■ **Exercise brief**: Write each line out exactly, leaving none out.

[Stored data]

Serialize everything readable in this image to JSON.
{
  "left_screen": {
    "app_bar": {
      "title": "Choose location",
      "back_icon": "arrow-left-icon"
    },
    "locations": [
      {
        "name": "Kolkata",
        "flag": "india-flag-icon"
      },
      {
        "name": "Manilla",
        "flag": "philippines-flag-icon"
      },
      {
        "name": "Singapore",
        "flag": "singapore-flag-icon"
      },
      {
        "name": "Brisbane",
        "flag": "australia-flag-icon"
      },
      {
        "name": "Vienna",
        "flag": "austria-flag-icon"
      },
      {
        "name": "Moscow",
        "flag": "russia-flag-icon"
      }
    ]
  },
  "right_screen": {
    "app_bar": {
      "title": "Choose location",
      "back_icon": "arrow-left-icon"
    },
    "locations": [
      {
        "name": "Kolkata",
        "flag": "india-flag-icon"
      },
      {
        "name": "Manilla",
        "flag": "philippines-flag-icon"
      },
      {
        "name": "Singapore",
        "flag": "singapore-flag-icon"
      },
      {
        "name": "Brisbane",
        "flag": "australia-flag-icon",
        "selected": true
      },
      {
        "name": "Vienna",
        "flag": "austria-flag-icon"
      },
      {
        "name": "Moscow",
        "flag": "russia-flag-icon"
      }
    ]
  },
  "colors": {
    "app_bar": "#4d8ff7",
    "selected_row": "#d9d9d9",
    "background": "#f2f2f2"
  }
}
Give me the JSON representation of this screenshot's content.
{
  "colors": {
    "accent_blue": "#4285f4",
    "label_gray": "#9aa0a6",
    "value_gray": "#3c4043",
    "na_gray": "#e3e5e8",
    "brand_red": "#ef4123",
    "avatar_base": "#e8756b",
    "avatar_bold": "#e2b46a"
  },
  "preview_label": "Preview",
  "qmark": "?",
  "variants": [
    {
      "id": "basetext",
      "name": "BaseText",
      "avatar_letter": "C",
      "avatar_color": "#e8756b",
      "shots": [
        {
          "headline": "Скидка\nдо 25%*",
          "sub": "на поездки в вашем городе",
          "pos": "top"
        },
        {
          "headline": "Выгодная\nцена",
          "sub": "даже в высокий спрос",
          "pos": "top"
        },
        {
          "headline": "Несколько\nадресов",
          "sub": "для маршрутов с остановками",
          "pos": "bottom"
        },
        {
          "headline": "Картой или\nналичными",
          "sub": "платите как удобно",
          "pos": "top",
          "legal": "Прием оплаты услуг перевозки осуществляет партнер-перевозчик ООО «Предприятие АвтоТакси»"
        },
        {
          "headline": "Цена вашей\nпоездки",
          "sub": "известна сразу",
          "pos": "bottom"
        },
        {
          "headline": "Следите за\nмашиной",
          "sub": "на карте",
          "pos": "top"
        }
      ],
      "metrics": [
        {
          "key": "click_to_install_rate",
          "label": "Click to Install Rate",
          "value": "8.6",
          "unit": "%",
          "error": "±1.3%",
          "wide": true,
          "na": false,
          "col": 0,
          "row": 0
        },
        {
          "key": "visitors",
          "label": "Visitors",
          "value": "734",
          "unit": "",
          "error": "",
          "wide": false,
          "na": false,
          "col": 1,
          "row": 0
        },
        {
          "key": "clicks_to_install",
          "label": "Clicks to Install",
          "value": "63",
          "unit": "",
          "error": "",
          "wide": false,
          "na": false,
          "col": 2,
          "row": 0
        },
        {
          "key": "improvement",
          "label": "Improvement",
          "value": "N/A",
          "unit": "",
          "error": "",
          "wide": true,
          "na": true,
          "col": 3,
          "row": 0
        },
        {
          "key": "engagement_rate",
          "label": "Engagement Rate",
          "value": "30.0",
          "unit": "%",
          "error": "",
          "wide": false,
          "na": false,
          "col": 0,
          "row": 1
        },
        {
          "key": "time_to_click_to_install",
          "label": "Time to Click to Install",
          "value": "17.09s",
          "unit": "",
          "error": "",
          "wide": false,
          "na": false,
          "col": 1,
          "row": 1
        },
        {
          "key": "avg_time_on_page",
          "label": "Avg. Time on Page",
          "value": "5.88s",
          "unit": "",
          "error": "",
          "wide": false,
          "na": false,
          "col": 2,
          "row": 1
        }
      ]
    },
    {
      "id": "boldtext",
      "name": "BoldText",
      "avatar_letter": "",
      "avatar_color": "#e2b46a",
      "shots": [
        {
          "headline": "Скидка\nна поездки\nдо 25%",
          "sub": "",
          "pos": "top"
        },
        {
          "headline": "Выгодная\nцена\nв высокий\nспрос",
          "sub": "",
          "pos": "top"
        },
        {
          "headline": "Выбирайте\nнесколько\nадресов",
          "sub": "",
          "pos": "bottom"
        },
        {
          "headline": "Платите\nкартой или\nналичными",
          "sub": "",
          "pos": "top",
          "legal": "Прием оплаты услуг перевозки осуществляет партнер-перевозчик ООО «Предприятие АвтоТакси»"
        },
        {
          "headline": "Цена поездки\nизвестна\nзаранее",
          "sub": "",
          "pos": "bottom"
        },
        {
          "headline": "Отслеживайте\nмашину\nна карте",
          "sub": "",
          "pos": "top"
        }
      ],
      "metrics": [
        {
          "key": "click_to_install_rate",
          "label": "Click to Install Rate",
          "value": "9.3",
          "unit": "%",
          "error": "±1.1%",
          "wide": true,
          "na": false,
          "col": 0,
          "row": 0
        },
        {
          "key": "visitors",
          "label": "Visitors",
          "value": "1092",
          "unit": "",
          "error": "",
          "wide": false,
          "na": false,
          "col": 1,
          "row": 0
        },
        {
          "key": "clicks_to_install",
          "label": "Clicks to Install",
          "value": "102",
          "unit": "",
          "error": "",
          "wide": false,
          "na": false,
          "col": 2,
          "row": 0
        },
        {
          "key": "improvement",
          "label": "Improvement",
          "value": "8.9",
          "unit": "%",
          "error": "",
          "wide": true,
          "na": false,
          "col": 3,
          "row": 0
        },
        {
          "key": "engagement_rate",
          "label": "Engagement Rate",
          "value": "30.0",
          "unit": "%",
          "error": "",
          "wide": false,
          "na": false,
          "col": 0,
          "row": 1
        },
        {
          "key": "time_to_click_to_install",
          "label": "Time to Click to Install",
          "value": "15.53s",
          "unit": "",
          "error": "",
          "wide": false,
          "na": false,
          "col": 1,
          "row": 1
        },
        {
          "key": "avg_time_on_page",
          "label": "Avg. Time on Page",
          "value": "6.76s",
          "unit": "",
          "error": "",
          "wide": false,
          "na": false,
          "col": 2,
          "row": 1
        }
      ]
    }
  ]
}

■ **Answer to the task**:
Serialize everything readable in this image to JSON.
{
  "left_screen": {
    "app_bar": {
      "title": "Choose location",
      "back_icon": "arrow-left-icon"
    },
    "locations": [
      {
        "name": "Kolkata",
        "flag": "india-flag-icon"
      },
      {
        "name": "Manilla",
        "flag": "philippines-flag-icon"
      },
      {
        "name": "Singapore",
        "flag": "singapore-flag-icon"
      },
      {
        "name": "Brisbane",
        "flag": "australia-flag-icon"
      },
      {
        "name": "Vienna",
        "flag": "austria-flag-icon"
      },
      {
        "name": "Moscow",
        "flag": "russia-flag-icon"
      }
    ]
  },
  "right_screen": {
    "app_bar": {
      "title": "Choose location",
      "back_icon": "arrow-left-icon"
    },
    "locations": [
      {
        "name": "Kolkata",
        "flag": "india-flag-icon"
      },
      {
        "name": "Manilla",
        "flag": "philippines-flag-icon"
      },
      {
        "name": "Singapore",
        "flag": "singapore-flag-icon"
      },
      {
        "name": "Brisbane",
        "flag": "australia-flag-icon",
        "selected": true
      },
      {
        "name": "Vienna",
        "flag": "austria-flag-icon"
      },
      {
        "name": "Moscow",
        "flag": "russia-flag-icon"
      }
    ]
  },
  "colors": {
    "app_bar": "#4d8ff7",
    "selected_row": "#d9d9d9",
    "background": "#f2f2f2"
  }
}
Give me the JSON representation of this screenshot's content.
{
  "colors": {
    "accent_blue": "#4285f4",
    "label_gray": "#9aa0a6",
    "value_gray": "#3c4043",
    "na_gray": "#e3e5e8",
    "brand_red": "#ef4123",
    "avatar_base": "#e8756b",
    "avatar_bold": "#e2b46a"
  },
  "preview_label": "Preview",
  "qmark": "?",
  "variants": [
    {
      "id": "basetext",
      "name": "BaseText",
      "avatar_letter": "C",
      "avatar_color": "#e8756b",
      "shots": [
        {
          "headline": "Скидка\nдо 25%*",
          "sub": "на поездки в вашем городе",
          "pos": "top"
        },
        {
          "headline": "Выгодная\nцена",
          "sub": "даже в высокий спрос",
          "pos": "top"
        },
        {
          "headline": "Несколько\nадресов",
          "sub": "для маршрутов с остановками",
          "pos": "bottom"
        },
        {
          "headline": "Картой или\nналичными",
          "sub": "платите как удобно",
          "pos": "top",
          "legal": "Прием оплаты услуг перевозки осуществляет партнер-перевозчик ООО «Предприятие АвтоТакси»"
        },
        {
          "headline": "Цена вашей\nпоездки",
          "sub": "известна сразу",
          "pos": "bottom"
        },
        {
          "headline": "Следите за\nмашиной",
          "sub": "на карте",
          "pos": "top"
        }
      ],
      "metrics": [
        {
          "key": "click_to_install_rate",
          "label": "Click to Install Rate",
          "value": "8.6",
          "unit": "%",
          "error": "±1.3%",
          "wide": true,
          "na": false,
          "col": 0,
          "row": 0
        },
        {
          "key": "visitors",
          "label": "Visitors",
          "value": "734",
          "unit": "",
          "error": "",
          "wide": false,
          "na": false,
          "col": 1,
          "row": 0
        },
        {
          "key": "clicks_to_install",
          "label": "Clicks to Install",
          "value": "63",
          "unit": "",
          "error": "",
          "wide": false,
          "na": false,
          "col": 2,
          "row": 0
        },
        {
          "key": "improvement",
          "label": "Improvement",
          "value": "N/A",
          "unit": "",
          "error": "",
          "wide": true,
          "na": true,
          "col": 3,
          "row": 0
        },
        {
          "key": "engagement_rate",
          "label": "Engagement Rate",
          "value": "30.0",
          "unit": "%",
          "error": "",
          "wide": false,
          "na": false,
          "col": 0,
          "row": 1
        },
        {
          "key": "time_to_click_to_install",
          "label": "Time to Click to Install",
          "value": "17.09s",
          "unit": "",
          "error": "",
          "wide": false,
          "na": false,
          "col": 1,
          "row": 1
        },
        {
          "key": "avg_time_on_page",
          "label": "Avg. Time on Page",
          "value": "5.88s",
          "unit": "",
          "error": "",
          "wide": false,
          "na": false,
          "col": 2,
          "row": 1
        }
      ]
    },
    {
      "id": "boldtext",
      "name": "BoldText",
      "avatar_letter": "",
      "avatar_color": "#e2b46a",
      "shots": [
        {
          "headline": "Скидка\nна поездки\nдо 25%",
          "sub": "",
          "pos": "top"
        },
        {
          "headline": "Выгодная\nцена\nв высокий\nспрос",
          "sub": "",
          "pos": "top"
        },
        {
          "headline": "Выбирайте\nнесколько\nадресов",
          "sub": "",
          "pos": "bottom"
        },
        {
          "headline": "Платите\nкартой или\nналичными",
          "sub": "",
          "pos": "top",
          "legal": "Прием оплаты услуг перевозки осуществляет партнер-перевозчик ООО «Предприятие АвтоТакси»"
        },
        {
          "headline": "Цена поездки\nизвестна\nзаранее",
          "sub": "",
          "pos": "bottom"
        },
        {
          "headline": "Отслеживайте\nмашину\nна карте",
          "sub": "",
          "pos": "top"
        }
      ],
      "metrics": [
        {
          "key": "click_to_install_rate",
          "label": "Click to Install Rate",
          "value": "9.3",
          "unit": "%",
          "error": "±1.1%",
          "wide": true,
          "na": false,
          "col": 0,
          "row": 0
        },
        {
          "key": "visitors",
          "label": "Visitors",
          "value": "1092",
          "unit": "",
          "error": "",
          "wide": false,
          "na": false,
          "col": 1,
          "row": 0
        },
        {
          "key": "clicks_to_install",
          "label": "Clicks to Install",
          "value": "102",
          "unit": "",
          "error": "",
          "wide": false,
          "na": false,
          "col": 2,
          "row": 0
        },
        {
          "key": "improvement",
          "label": "Improvement",
          "value": "8.9",
          "unit": "%",
          "error": "",
          "wide": true,
          "na": false,
          "col": 3,
          "row": 0
        },
        {
          "key": "engagement_rate",
          "label": "Engagement Rate",
          "value": "30.0",
          "unit": "%",
          "error": "",
          "wide": false,
          "na": false,
          "col": 0,
          "row": 1
        },
        {
          "key": "time_to_click_to_install",
          "label": "Time to Click to Install",
          "value": "15.53s",
          "unit": "",
          "error": "",
          "wide": false,
          "na": false,
          "col": 1,
          "row": 1
        },
        {
          "key": "avg_time_on_page",
          "label": "Avg. Time on Page",
          "value": "6.76s",
          "unit": "",
          "error": "",
          "wide": false,
          "na": false,
          "col": 2,
          "row": 1
        }
      ]
    }
  ]
}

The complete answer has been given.